Instruction. Could you write out every record below exactly, leaving out any pictures?

Task inputs.
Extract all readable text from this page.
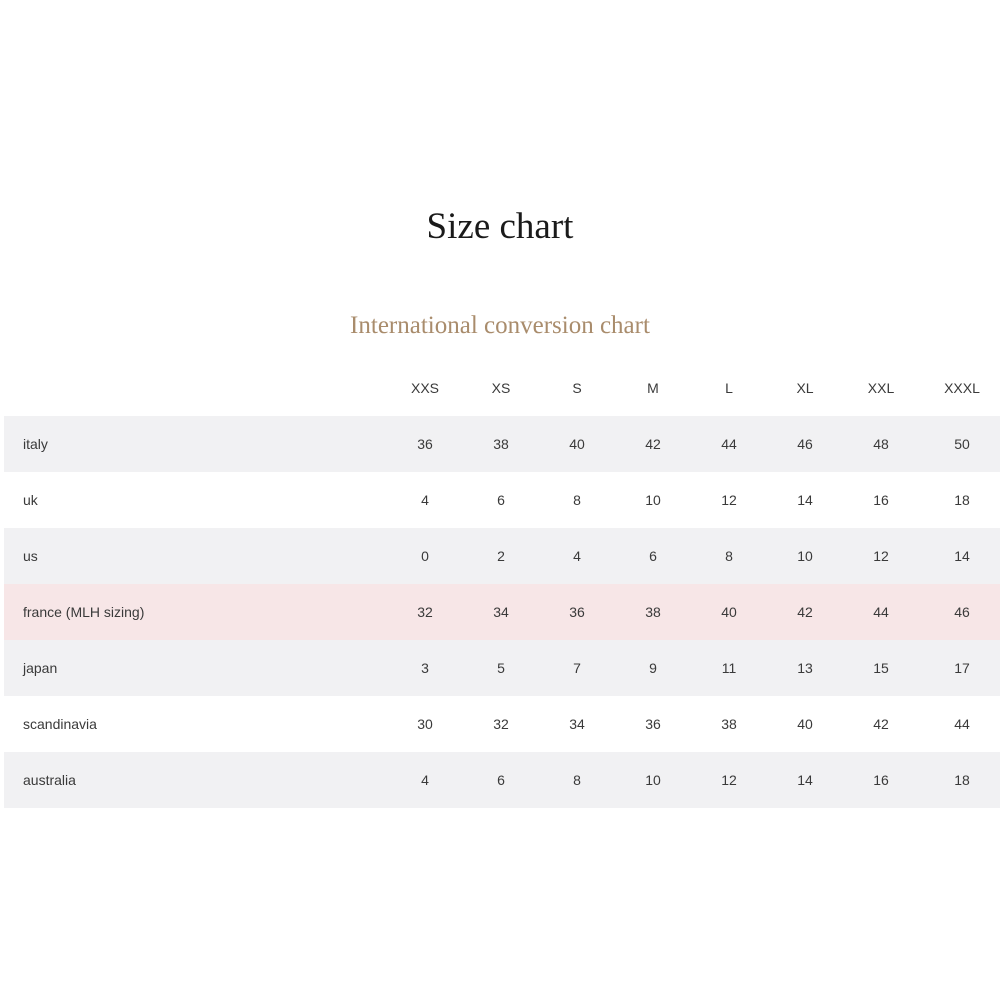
Size chart
International conversion chart
	XXS	XS	S	M	L	XL	XXL	XXXL
italy	36	38	40	42	44	46	48	50
uk	4	6	8	10	12	14	16	18
us	0	2	4	6	8	10	12	14
france (MLH sizing)	32	34	36	38	40	42	44	46
japan	3	5	7	9	11	13	15	17
scandinavia	30	32	34	36	38	40	42	44
australia	4	6	8	10	12	14	16	18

Solution for this exercise.
Extract all readable text from this page.
Size chart
International conversion chart
	XXS	XS	S	M	L	XL	XXL	XXXL
italy	36	38	40	42	44	46	48	50
uk	4	6	8	10	12	14	16	18
us	0	2	4	6	8	10	12	14
france (MLH sizing)	32	34	36	38	40	42	44	46
japan	3	5	7	9	11	13	15	17
scandinavia	30	32	34	36	38	40	42	44
australia	4	6	8	10	12	14	16	18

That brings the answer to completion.